GOAL OF THE EXERCISE:
Going through the material below, please gather all lines with the word "PHARMACYTIMES" in them.

*** INPUT DATA Section Begins ***

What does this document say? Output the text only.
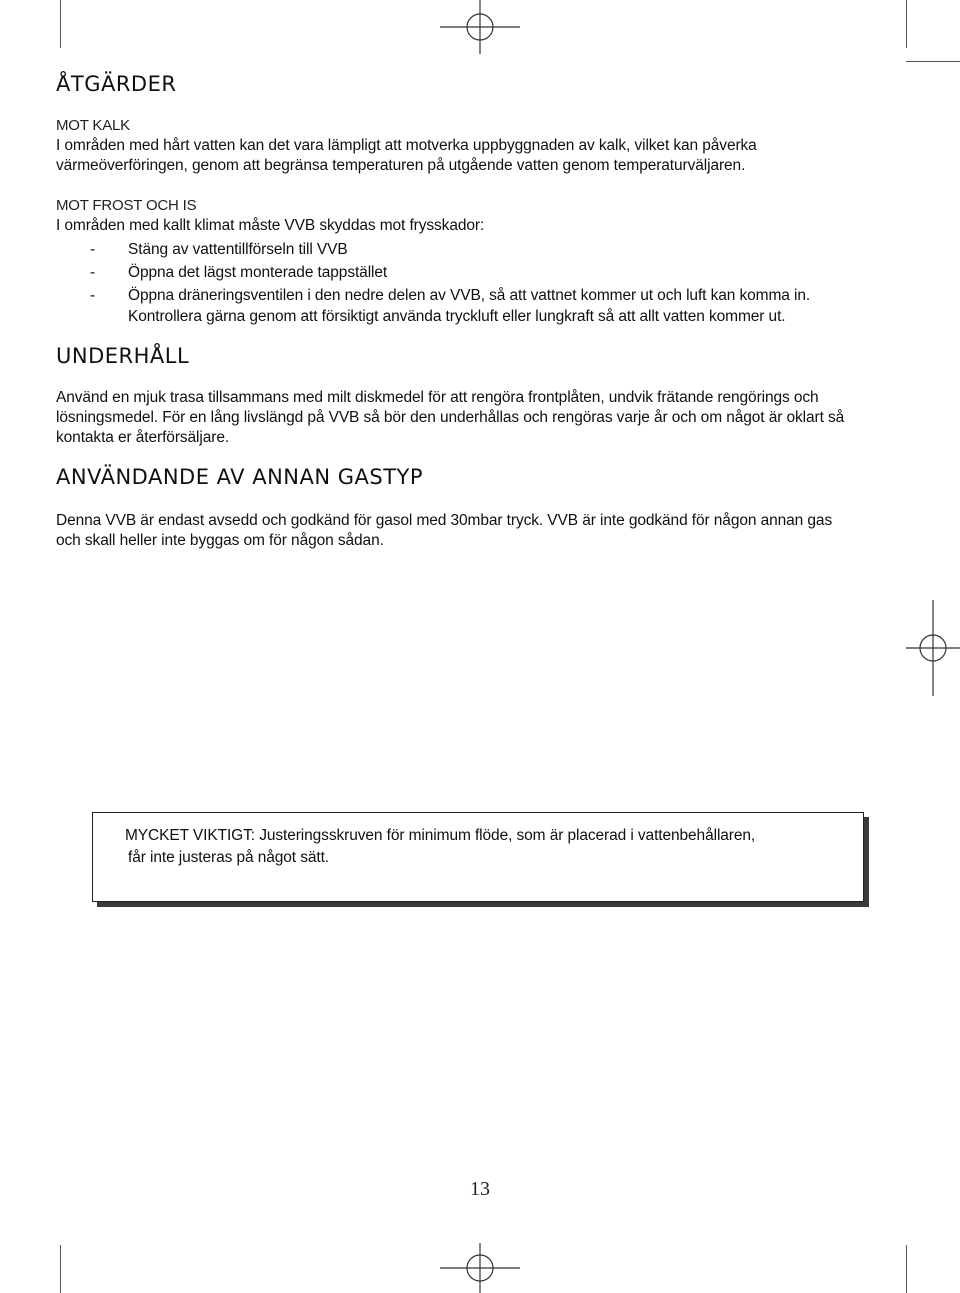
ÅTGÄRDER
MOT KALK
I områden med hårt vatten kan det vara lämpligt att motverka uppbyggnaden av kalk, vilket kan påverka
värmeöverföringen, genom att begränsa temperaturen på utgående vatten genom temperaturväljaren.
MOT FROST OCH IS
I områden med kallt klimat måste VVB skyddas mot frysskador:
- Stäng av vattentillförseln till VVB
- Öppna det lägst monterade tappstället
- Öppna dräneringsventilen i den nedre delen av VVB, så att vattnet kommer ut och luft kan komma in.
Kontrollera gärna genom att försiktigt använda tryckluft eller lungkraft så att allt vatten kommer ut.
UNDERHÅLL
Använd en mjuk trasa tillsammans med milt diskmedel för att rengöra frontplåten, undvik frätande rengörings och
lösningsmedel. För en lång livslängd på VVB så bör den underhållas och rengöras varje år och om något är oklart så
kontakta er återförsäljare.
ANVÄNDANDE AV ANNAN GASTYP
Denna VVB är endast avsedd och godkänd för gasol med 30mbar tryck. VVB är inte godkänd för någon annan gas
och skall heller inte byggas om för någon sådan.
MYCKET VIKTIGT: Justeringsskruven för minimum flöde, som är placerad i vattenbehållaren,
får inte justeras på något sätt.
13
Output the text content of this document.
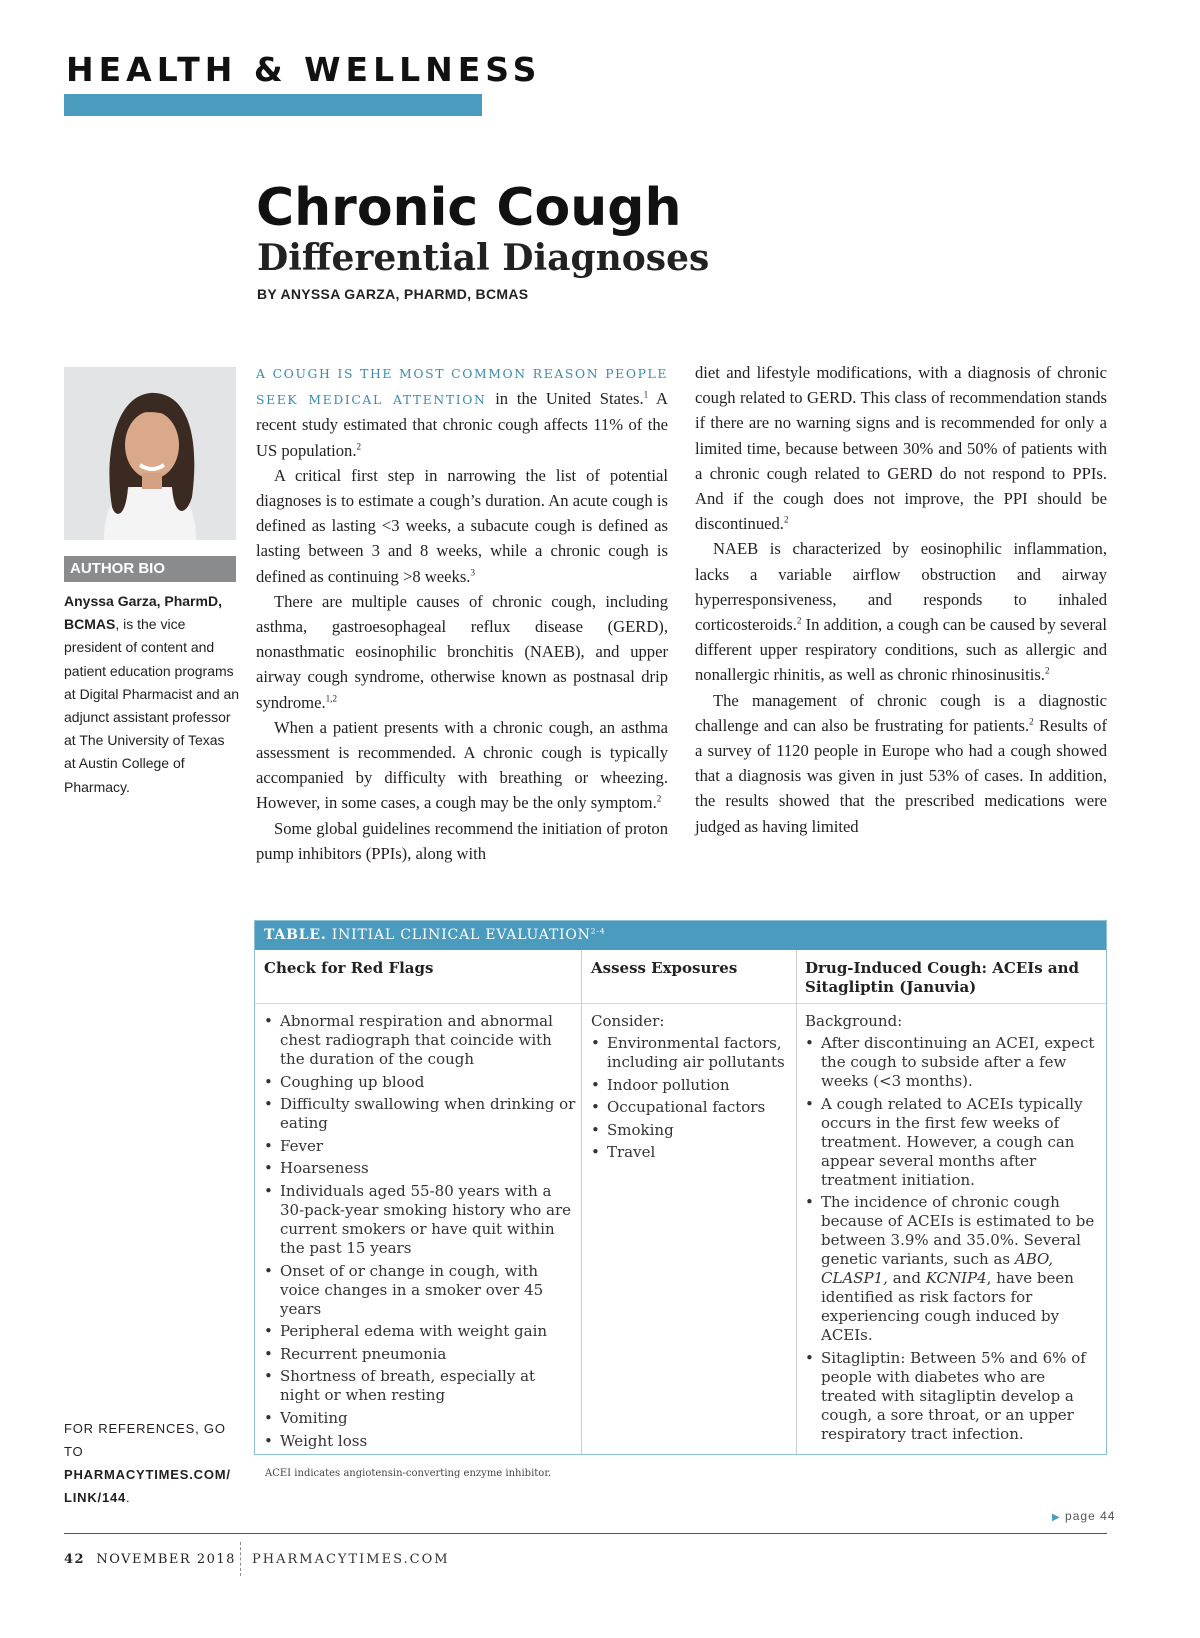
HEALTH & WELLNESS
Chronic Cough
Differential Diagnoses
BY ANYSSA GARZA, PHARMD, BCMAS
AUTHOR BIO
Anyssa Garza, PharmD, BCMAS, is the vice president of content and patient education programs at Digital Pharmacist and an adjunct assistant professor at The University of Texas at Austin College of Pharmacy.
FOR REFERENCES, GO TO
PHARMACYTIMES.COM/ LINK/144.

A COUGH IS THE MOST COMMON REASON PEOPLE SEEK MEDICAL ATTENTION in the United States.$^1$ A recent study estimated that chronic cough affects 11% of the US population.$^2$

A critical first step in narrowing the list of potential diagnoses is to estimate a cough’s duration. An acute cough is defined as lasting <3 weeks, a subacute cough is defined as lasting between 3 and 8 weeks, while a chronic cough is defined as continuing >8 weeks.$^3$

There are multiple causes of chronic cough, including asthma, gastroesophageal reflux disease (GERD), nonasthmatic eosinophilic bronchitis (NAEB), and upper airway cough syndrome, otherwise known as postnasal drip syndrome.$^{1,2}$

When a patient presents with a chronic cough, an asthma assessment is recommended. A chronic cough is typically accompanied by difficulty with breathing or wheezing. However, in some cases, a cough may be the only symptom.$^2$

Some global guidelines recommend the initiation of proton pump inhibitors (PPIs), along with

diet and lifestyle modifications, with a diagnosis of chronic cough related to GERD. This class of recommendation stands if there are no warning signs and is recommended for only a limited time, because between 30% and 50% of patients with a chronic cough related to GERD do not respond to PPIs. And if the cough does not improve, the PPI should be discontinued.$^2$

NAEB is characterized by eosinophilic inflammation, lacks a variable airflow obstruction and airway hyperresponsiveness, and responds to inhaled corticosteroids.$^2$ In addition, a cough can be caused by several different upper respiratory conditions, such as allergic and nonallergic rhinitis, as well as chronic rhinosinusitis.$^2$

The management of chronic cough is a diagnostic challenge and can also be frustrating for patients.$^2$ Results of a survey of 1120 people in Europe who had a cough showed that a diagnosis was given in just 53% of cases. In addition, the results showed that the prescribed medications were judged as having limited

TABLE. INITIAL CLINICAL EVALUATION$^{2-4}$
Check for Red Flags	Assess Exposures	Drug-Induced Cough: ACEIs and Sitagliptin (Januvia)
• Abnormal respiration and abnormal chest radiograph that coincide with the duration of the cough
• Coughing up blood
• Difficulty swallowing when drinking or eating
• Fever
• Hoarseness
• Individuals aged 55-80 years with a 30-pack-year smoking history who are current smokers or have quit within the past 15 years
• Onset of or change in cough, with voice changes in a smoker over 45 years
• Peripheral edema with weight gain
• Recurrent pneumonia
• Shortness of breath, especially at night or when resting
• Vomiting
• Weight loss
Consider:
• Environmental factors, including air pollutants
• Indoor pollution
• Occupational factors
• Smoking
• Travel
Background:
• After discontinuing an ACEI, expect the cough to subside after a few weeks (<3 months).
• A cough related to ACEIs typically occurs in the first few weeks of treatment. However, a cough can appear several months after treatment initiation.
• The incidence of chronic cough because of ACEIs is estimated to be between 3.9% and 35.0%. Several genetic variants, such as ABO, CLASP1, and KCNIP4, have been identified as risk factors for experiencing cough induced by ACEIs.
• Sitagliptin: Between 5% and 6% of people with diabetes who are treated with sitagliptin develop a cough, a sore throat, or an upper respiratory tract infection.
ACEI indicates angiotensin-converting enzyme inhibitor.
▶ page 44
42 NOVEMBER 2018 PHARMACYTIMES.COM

*** INPUT DATA Section Ends ***
*** INPUT DATA Section Begins ***

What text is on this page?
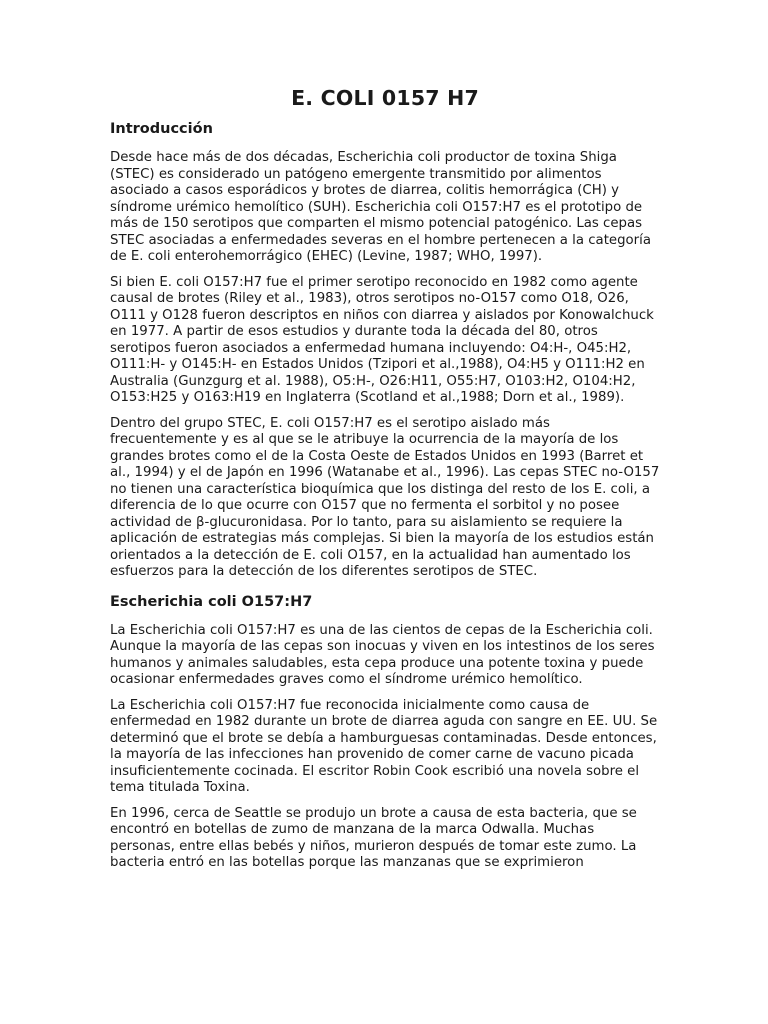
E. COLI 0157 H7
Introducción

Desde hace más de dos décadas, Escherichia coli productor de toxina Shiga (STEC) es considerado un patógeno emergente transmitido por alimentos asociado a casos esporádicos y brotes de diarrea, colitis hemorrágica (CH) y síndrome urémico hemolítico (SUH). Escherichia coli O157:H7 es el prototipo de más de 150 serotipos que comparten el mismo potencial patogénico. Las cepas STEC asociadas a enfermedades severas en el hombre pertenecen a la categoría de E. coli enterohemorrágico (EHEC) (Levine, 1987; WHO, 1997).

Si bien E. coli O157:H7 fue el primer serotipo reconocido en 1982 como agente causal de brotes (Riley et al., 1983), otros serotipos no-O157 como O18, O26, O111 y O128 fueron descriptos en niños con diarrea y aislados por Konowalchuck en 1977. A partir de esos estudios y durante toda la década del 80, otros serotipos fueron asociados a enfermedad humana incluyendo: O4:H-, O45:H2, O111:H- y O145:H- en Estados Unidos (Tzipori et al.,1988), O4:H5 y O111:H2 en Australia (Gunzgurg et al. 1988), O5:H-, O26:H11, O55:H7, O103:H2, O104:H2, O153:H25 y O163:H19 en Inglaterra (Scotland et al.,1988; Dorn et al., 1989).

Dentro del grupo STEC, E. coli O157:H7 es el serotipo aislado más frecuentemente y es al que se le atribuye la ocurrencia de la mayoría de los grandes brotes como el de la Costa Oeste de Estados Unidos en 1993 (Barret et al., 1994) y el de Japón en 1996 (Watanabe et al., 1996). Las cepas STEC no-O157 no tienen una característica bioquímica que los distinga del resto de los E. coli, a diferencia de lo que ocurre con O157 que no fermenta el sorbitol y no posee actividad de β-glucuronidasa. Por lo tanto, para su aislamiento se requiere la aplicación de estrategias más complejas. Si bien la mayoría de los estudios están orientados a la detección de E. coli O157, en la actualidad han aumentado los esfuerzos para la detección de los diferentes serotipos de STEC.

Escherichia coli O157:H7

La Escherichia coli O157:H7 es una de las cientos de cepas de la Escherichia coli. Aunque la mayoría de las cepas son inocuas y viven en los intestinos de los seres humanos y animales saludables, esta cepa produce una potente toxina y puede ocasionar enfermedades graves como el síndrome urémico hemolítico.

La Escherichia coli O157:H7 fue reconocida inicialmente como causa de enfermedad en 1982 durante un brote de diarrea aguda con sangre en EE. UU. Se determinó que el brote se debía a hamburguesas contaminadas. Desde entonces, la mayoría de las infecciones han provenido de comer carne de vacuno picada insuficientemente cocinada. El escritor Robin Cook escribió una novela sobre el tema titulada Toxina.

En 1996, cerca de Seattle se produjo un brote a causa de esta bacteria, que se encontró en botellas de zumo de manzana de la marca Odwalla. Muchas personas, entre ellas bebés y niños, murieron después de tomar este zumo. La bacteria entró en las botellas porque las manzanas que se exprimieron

*** INPUT DATA Section Ends ***

RESPONSE BELOW:
PHARMACYTIMES.COM/ LINK/144.
42 NOVEMBER 2018 PHARMACYTIMES.COM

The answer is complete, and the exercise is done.